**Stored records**
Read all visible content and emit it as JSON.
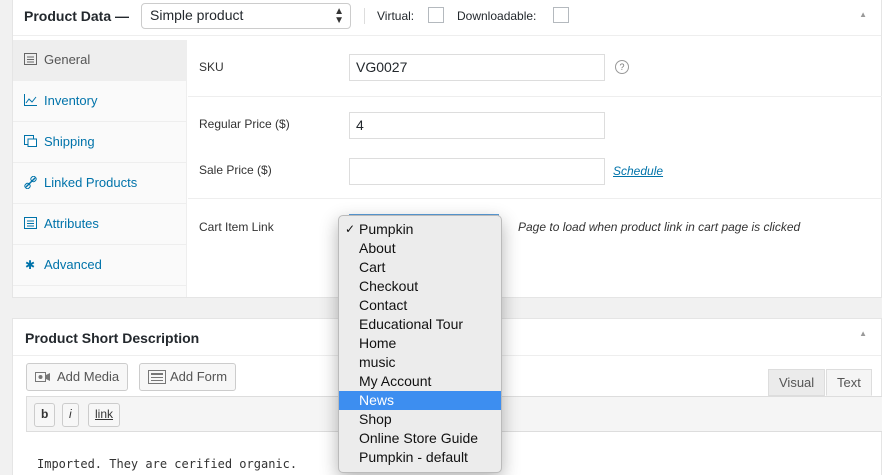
{
  "product_data": {
    "title": "Product Data —",
    "type_value": "Simple product",
    "virtual_label": "Virtual:",
    "downloadable_label": "Downloadable:",
    "tabs": [
      {
        "label": "General",
        "icon": "general-icon"
      },
      {
        "label": "Inventory",
        "icon": "inventory-icon"
      },
      {
        "label": "Shipping",
        "icon": "shipping-icon"
      },
      {
        "label": "Linked Products",
        "icon": "link-icon"
      },
      {
        "label": "Attributes",
        "icon": "attributes-icon"
      },
      {
        "label": "Advanced",
        "icon": "gear-icon"
      }
    ],
    "sku_label": "SKU",
    "sku_value": "VG0027",
    "regular_price_label": "Regular Price ($)",
    "regular_price_value": "4",
    "sale_price_label": "Sale Price ($)",
    "sale_price_value": "",
    "schedule_label": "Schedule",
    "cart_item_link_label": "Cart Item Link",
    "cart_item_link_hint": "Page to load when product link in cart page is clicked"
  },
  "dropdown": {
    "selected": "Pumpkin",
    "highlighted": "News",
    "options": [
      "Pumpkin",
      "About",
      "Cart",
      "Checkout",
      "Contact",
      "Educational Tour",
      "Home",
      "music",
      "My Account",
      "News",
      "Shop",
      "Online Store Guide",
      "Pumpkin - default"
    ]
  },
  "short_description": {
    "title": "Product Short Description",
    "add_media_label": "Add Media",
    "add_form_label": "Add Form",
    "visual_tab": "Visual",
    "text_tab": "Text",
    "quicktags": [
      "b",
      "i",
      "link"
    ],
    "content": "Imported. They are cerified organic."
  },
  "colors": {
    "link": "#0073aa",
    "highlight": "#3d8ef0"
  }
}
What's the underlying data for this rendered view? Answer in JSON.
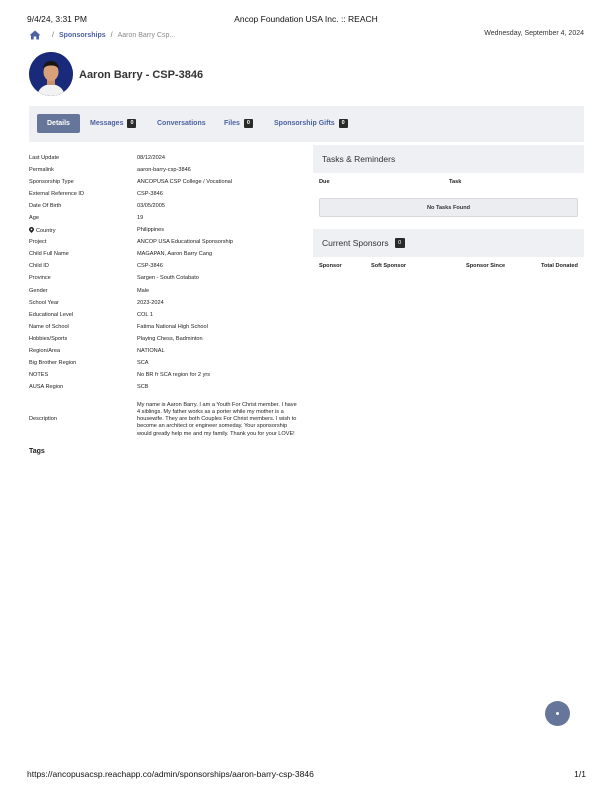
{
  "print_header": {
    "datetime": "9/4/24, 3:31 PM",
    "title": "Ancop Foundation USA Inc. :: REACH"
  },
  "breadcrumb": {
    "icon": "home-icon",
    "sponsorships": "Sponsorships",
    "current": "Aaron Barry Csp..."
  },
  "current_date": "Wednesday, September 4, 2024",
  "profile": {
    "name": "Aaron Barry - CSP-3846"
  },
  "tabs": [
    {
      "label": "Details",
      "count": ""
    },
    {
      "label": "Messages",
      "count": "0"
    },
    {
      "label": "Conversations",
      "count": ""
    },
    {
      "label": "Files",
      "count": "0"
    },
    {
      "label": "Sponsorship Gifts",
      "count": "0"
    }
  ],
  "details": [
    {
      "label": "Last Update",
      "value": "08/12/2024"
    },
    {
      "label": "Permalink",
      "value": "aaron-barry-csp-3846"
    },
    {
      "label": "Sponsorship Type",
      "value": "ANCOPUSA CSP College / Vocational"
    },
    {
      "label": "External Reference ID",
      "value": "CSP-3846"
    },
    {
      "label": "Date Of Birth",
      "value": "03/05/2005"
    },
    {
      "label": "Age",
      "value": "19"
    },
    {
      "label": "Country",
      "value": "Philippines"
    },
    {
      "label": "Project",
      "value": "ANCOP USA Educational Sponsorship"
    },
    {
      "label": "Child Full Name",
      "value": "MAGAPAN, Aaron Barry Cang"
    },
    {
      "label": "Child ID",
      "value": "CSP-3846"
    },
    {
      "label": "Province",
      "value": "Sargen - South Cotabato"
    },
    {
      "label": "Gender",
      "value": "Male"
    },
    {
      "label": "School Year",
      "value": "2023-2024"
    },
    {
      "label": "Educational Level",
      "value": "COL 1"
    },
    {
      "label": "Name of School",
      "value": "Fatima National High School"
    },
    {
      "label": "Hobbies/Sports",
      "value": "Playing Chess, Badminton"
    },
    {
      "label": "Region/Area",
      "value": "NATIONAL"
    },
    {
      "label": "Big Brother Region",
      "value": "SCA"
    },
    {
      "label": "NOTES",
      "value": "No BR fr SCA region for 2 yrs"
    },
    {
      "label": "AUSA Region",
      "value": "SCB"
    },
    {
      "label": "Description",
      "value": "My name is Aaron Barry.  I am a Youth For Christ member.  I have 4 siblings.  My father works as a porter while my mother is a housewife.  They are both Couples For Christ members.  I wish to become an architect or engineer someday. Your sponsorship would greatly help me and my family.  Thank you for your LOVE!"
    }
  ],
  "tags_heading": "Tags",
  "tasks": {
    "title": "Tasks & Reminders",
    "col_due": "Due",
    "col_task": "Task",
    "empty": "No Tasks Found"
  },
  "sponsors": {
    "title": "Current Sponsors",
    "count": "0",
    "col_sponsor": "Sponsor",
    "col_soft": "Soft Sponsor",
    "col_since": "Sponsor Since",
    "col_total": "Total Donated"
  },
  "print_footer": {
    "url": "https://ancopusacsp.reachapp.co/admin/sponsorships/aaron-barry-csp-3846",
    "page": "1/1"
  },
  "colors": {
    "accent": "#4d62a3",
    "tab_active": "#66769b",
    "panel_bg": "#eef0f3",
    "badge": "#2a2a2a"
  }
}
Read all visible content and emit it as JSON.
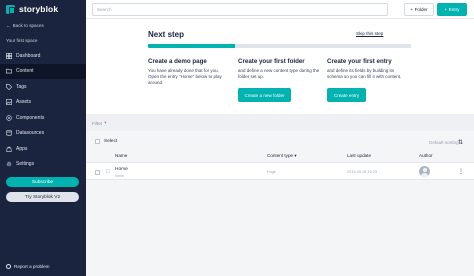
{
  "brand": {
    "name": "storyblok"
  },
  "sidebar": {
    "back_label": "Back to spaces",
    "space_name": "Your first space",
    "items": [
      {
        "label": "Dashboard",
        "icon": "dashboard-icon"
      },
      {
        "label": "Content",
        "icon": "folder-icon"
      },
      {
        "label": "Tags",
        "icon": "tag-icon"
      },
      {
        "label": "Assets",
        "icon": "image-icon"
      },
      {
        "label": "Components",
        "icon": "components-icon"
      },
      {
        "label": "Datasources",
        "icon": "database-icon"
      },
      {
        "label": "Apps",
        "icon": "apps-icon"
      },
      {
        "label": "Settings",
        "icon": "gear-icon"
      }
    ],
    "subscribe_label": "Subscribe",
    "try_label": "Try Storyblok V2",
    "report_label": "Report a problem"
  },
  "topbar": {
    "search_placeholder": "Search",
    "folder_label": "Folder",
    "entry_label": "Entry"
  },
  "onboarding": {
    "title": "Next step",
    "skip_label": "Skip this step",
    "progress": 0.33,
    "steps": [
      {
        "title": "Create a demo page",
        "desc": "You have already done that for you. Open the entry \"Home\" below to play around."
      },
      {
        "title": "Create your first folder",
        "desc": "and define a new content type during the folder set up.",
        "button": "Create a new folder"
      },
      {
        "title": "Create your first entry",
        "desc": "and define its fields by building its schema so you can fill it with content.",
        "button": "Create entry"
      }
    ]
  },
  "list": {
    "filter_label": "Filter",
    "select_label": "Select",
    "sorting_label": "Default sorting",
    "columns": {
      "name": "Name",
      "content_type": "Content type",
      "last_update": "Last update",
      "author": "Author"
    },
    "rows": [
      {
        "name": "Home",
        "slug": "home",
        "content_type": "Page",
        "last_update": "2019-05-28 15:23"
      }
    ]
  },
  "colors": {
    "sidebar": "#1b243f",
    "accent": "#00b3b0",
    "background": "#eef0f3"
  }
}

**WRITTEN REQUEST**
Without including any pictures, print each record exactly.

**RESULT**
Read all visible content and emit it as JSON.
{
  "product_data": {
    "title": "Product Data —",
    "type_value": "Simple product",
    "virtual_label": "Virtual:",
    "downloadable_label": "Downloadable:",
    "tabs": [
      {
        "label": "General",
        "icon": "general-icon"
      },
      {
        "label": "Inventory",
        "icon": "inventory-icon"
      },
      {
        "label": "Shipping",
        "icon": "shipping-icon"
      },
      {
        "label": "Linked Products",
        "icon": "link-icon"
      },
      {
        "label": "Attributes",
        "icon": "attributes-icon"
      },
      {
        "label": "Advanced",
        "icon": "gear-icon"
      }
    ],
    "sku_label": "SKU",
    "sku_value": "VG0027",
    "regular_price_label": "Regular Price ($)",
    "regular_price_value": "4",
    "sale_price_label": "Sale Price ($)",
    "sale_price_value": "",
    "schedule_label": "Schedule",
    "cart_item_link_label": "Cart Item Link",
    "cart_item_link_hint": "Page to load when product link in cart page is clicked"
  },
  "dropdown": {
    "selected": "Pumpkin",
    "highlighted": "News",
    "options": [
      "Pumpkin",
      "About",
      "Cart",
      "Checkout",
      "Contact",
      "Educational Tour",
      "Home",
      "music",
      "My Account",
      "News",
      "Shop",
      "Online Store Guide",
      "Pumpkin - default"
    ]
  },
  "short_description": {
    "title": "Product Short Description",
    "add_media_label": "Add Media",
    "add_form_label": "Add Form",
    "visual_tab": "Visual",
    "text_tab": "Text",
    "quicktags": [
      "b",
      "i",
      "link"
    ],
    "content": "Imported. They are cerified organic."
  },
  "colors": {
    "link": "#0073aa",
    "highlight": "#3d8ef0"
  }
}
What's the underlying data for this rendered view? Answer in JSON.
{
  "print_header": {
    "datetime": "9/4/24, 3:31 PM",
    "title": "Ancop Foundation USA Inc. :: REACH"
  },
  "breadcrumb": {
    "icon": "home-icon",
    "sponsorships": "Sponsorships",
    "current": "Aaron Barry Csp..."
  },
  "current_date": "Wednesday, September 4, 2024",
  "profile": {
    "name": "Aaron Barry - CSP-3846"
  },
  "tabs": [
    {
      "label": "Details",
      "count": ""
    },
    {
      "label": "Messages",
      "count": "0"
    },
    {
      "label": "Conversations",
      "count": ""
    },
    {
      "label": "Files",
      "count": "0"
    },
    {
      "label": "Sponsorship Gifts",
      "count": "0"
    }
  ],
  "details": [
    {
      "label": "Last Update",
      "value": "08/12/2024"
    },
    {
      "label": "Permalink",
      "value": "aaron-barry-csp-3846"
    },
    {
      "label": "Sponsorship Type",
      "value": "ANCOPUSA CSP College / Vocational"
    },
    {
      "label": "External Reference ID",
      "value": "CSP-3846"
    },
    {
      "label": "Date Of Birth",
      "value": "03/05/2005"
    },
    {
      "label": "Age",
      "value": "19"
    },
    {
      "label": "Country",
      "value": "Philippines"
    },
    {
      "label": "Project",
      "value": "ANCOP USA Educational Sponsorship"
    },
    {
      "label": "Child Full Name",
      "value": "MAGAPAN, Aaron Barry Cang"
    },
    {
      "label": "Child ID",
      "value": "CSP-3846"
    },
    {
      "label": "Province",
      "value": "Sargen - South Cotabato"
    },
    {
      "label": "Gender",
      "value": "Male"
    },
    {
      "label": "School Year",
      "value": "2023-2024"
    },
    {
      "label": "Educational Level",
      "value": "COL 1"
    },
    {
      "label": "Name of School",
      "value": "Fatima National High School"
    },
    {
      "label": "Hobbies/Sports",
      "value": "Playing Chess, Badminton"
    },
    {
      "label": "Region/Area",
      "value": "NATIONAL"
    },
    {
      "label": "Big Brother Region",
      "value": "SCA"
    },
    {
      "label": "NOTES",
      "value": "No BR fr SCA region for 2 yrs"
    },
    {
      "label": "AUSA Region",
      "value": "SCB"
    },
    {
      "label": "Description",
      "value": "My name is Aaron Barry.  I am a Youth For Christ member.  I have 4 siblings.  My father works as a porter while my mother is a housewife.  They are both Couples For Christ members.  I wish to become an architect or engineer someday. Your sponsorship would greatly help me and my family.  Thank you for your LOVE!"
    }
  ],
  "tags_heading": "Tags",
  "tasks": {
    "title": "Tasks & Reminders",
    "col_due": "Due",
    "col_task": "Task",
    "empty": "No Tasks Found"
  },
  "sponsors": {
    "title": "Current Sponsors",
    "count": "0",
    "col_sponsor": "Sponsor",
    "col_soft": "Soft Sponsor",
    "col_since": "Sponsor Since",
    "col_total": "Total Donated"
  },
  "print_footer": {
    "url": "https://ancopusacsp.reachapp.co/admin/sponsorships/aaron-barry-csp-3846",
    "page": "1/1"
  },
  "colors": {
    "accent": "#4d62a3",
    "tab_active": "#66769b",
    "panel_bg": "#eef0f3",
    "badge": "#2a2a2a"
  }
}
Read all visible content and emit it as JSON.
{
  "brand": {
    "name": "storyblok"
  },
  "sidebar": {
    "back_label": "Back to spaces",
    "space_name": "Your first space",
    "items": [
      {
        "label": "Dashboard",
        "icon": "dashboard-icon"
      },
      {
        "label": "Content",
        "icon": "folder-icon"
      },
      {
        "label": "Tags",
        "icon": "tag-icon"
      },
      {
        "label": "Assets",
        "icon": "image-icon"
      },
      {
        "label": "Components",
        "icon": "components-icon"
      },
      {
        "label": "Datasources",
        "icon": "database-icon"
      },
      {
        "label": "Apps",
        "icon": "apps-icon"
      },
      {
        "label": "Settings",
        "icon": "gear-icon"
      }
    ],
    "subscribe_label": "Subscribe",
    "try_label": "Try Storyblok V2",
    "report_label": "Report a problem"
  },
  "topbar": {
    "search_placeholder": "Search",
    "folder_label": "Folder",
    "entry_label": "Entry"
  },
  "onboarding": {
    "title": "Next step",
    "skip_label": "Skip this step",
    "progress": 0.33,
    "steps": [
      {
        "title": "Create a demo page",
        "desc": "You have already done that for you. Open the entry \"Home\" below to play around."
      },
      {
        "title": "Create your first folder",
        "desc": "and define a new content type during the folder set up.",
        "button": "Create a new folder"
      },
      {
        "title": "Create your first entry",
        "desc": "and define its fields by building its schema so you can fill it with content.",
        "button": "Create entry"
      }
    ]
  },
  "list": {
    "filter_label": "Filter",
    "select_label": "Select",
    "sorting_label": "Default sorting",
    "columns": {
      "name": "Name",
      "content_type": "Content type",
      "last_update": "Last update",
      "author": "Author"
    },
    "rows": [
      {
        "name": "Home",
        "slug": "home",
        "content_type": "Page",
        "last_update": "2019-05-28 15:23"
      }
    ]
  },
  "colors": {
    "sidebar": "#1b243f",
    "accent": "#00b3b0",
    "background": "#eef0f3"
  }
}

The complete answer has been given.